Give the number of lines containing the word "best" and nothing more.

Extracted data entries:
** Begin **

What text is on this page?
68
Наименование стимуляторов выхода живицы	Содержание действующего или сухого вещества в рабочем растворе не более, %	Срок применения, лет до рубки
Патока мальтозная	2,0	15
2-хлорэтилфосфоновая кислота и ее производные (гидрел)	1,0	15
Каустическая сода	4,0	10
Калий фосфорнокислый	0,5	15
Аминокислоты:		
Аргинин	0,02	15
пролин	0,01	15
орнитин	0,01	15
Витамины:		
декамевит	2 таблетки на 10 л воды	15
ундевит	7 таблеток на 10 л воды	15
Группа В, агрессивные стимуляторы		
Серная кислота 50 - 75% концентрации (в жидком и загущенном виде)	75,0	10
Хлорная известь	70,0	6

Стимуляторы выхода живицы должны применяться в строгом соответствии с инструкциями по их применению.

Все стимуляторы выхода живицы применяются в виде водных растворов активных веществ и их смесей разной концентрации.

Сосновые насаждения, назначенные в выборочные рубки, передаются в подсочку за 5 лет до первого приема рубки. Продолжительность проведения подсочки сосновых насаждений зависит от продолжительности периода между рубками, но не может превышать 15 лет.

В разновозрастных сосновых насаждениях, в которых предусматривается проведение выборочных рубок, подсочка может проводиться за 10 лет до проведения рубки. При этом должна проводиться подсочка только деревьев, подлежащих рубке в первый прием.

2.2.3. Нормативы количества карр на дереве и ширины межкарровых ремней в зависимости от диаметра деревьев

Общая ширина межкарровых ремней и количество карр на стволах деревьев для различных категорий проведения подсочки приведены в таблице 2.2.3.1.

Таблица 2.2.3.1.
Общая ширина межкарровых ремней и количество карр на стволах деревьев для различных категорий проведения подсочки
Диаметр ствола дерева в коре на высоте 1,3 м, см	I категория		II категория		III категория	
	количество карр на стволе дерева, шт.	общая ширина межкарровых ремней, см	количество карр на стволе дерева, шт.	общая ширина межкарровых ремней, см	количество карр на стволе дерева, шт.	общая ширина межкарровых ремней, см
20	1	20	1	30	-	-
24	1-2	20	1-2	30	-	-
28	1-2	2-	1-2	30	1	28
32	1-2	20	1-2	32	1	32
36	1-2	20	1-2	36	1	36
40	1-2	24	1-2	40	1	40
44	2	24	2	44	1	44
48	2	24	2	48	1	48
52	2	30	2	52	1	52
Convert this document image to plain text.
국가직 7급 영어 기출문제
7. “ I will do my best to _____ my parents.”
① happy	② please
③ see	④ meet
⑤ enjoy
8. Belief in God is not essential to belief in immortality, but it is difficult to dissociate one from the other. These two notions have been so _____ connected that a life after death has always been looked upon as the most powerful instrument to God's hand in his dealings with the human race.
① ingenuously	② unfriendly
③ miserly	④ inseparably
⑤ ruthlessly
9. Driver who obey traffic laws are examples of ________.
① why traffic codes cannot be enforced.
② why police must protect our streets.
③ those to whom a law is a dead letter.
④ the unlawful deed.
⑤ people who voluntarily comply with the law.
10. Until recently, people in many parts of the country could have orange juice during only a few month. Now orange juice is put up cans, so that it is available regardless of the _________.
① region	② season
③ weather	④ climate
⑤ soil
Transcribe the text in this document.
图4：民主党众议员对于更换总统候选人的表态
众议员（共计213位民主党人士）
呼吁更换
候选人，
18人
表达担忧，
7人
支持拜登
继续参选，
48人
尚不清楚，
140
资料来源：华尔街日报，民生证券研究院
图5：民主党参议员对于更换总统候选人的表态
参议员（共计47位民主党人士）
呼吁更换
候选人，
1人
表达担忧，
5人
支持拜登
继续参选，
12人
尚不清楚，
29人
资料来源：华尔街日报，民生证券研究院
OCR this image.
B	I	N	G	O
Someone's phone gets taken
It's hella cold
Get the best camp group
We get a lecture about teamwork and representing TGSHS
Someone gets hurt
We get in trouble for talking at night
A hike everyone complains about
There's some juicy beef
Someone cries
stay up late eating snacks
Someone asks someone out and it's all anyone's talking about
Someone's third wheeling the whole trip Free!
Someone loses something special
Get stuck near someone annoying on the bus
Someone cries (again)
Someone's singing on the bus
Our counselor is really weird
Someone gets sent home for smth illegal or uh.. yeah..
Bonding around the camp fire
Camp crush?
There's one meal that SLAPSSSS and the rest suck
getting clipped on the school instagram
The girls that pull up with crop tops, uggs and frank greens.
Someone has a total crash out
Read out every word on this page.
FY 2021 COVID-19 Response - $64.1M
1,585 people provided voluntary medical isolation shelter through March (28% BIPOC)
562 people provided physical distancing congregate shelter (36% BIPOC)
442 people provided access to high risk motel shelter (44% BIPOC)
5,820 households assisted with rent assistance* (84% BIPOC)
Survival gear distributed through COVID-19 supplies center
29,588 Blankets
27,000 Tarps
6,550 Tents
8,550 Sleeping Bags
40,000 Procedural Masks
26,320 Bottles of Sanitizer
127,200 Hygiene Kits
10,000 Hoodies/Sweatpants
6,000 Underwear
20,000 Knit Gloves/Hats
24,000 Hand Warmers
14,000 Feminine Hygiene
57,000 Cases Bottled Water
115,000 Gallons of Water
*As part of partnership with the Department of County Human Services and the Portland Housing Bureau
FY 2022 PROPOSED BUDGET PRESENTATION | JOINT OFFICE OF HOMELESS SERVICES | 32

** End **

_Response_:
2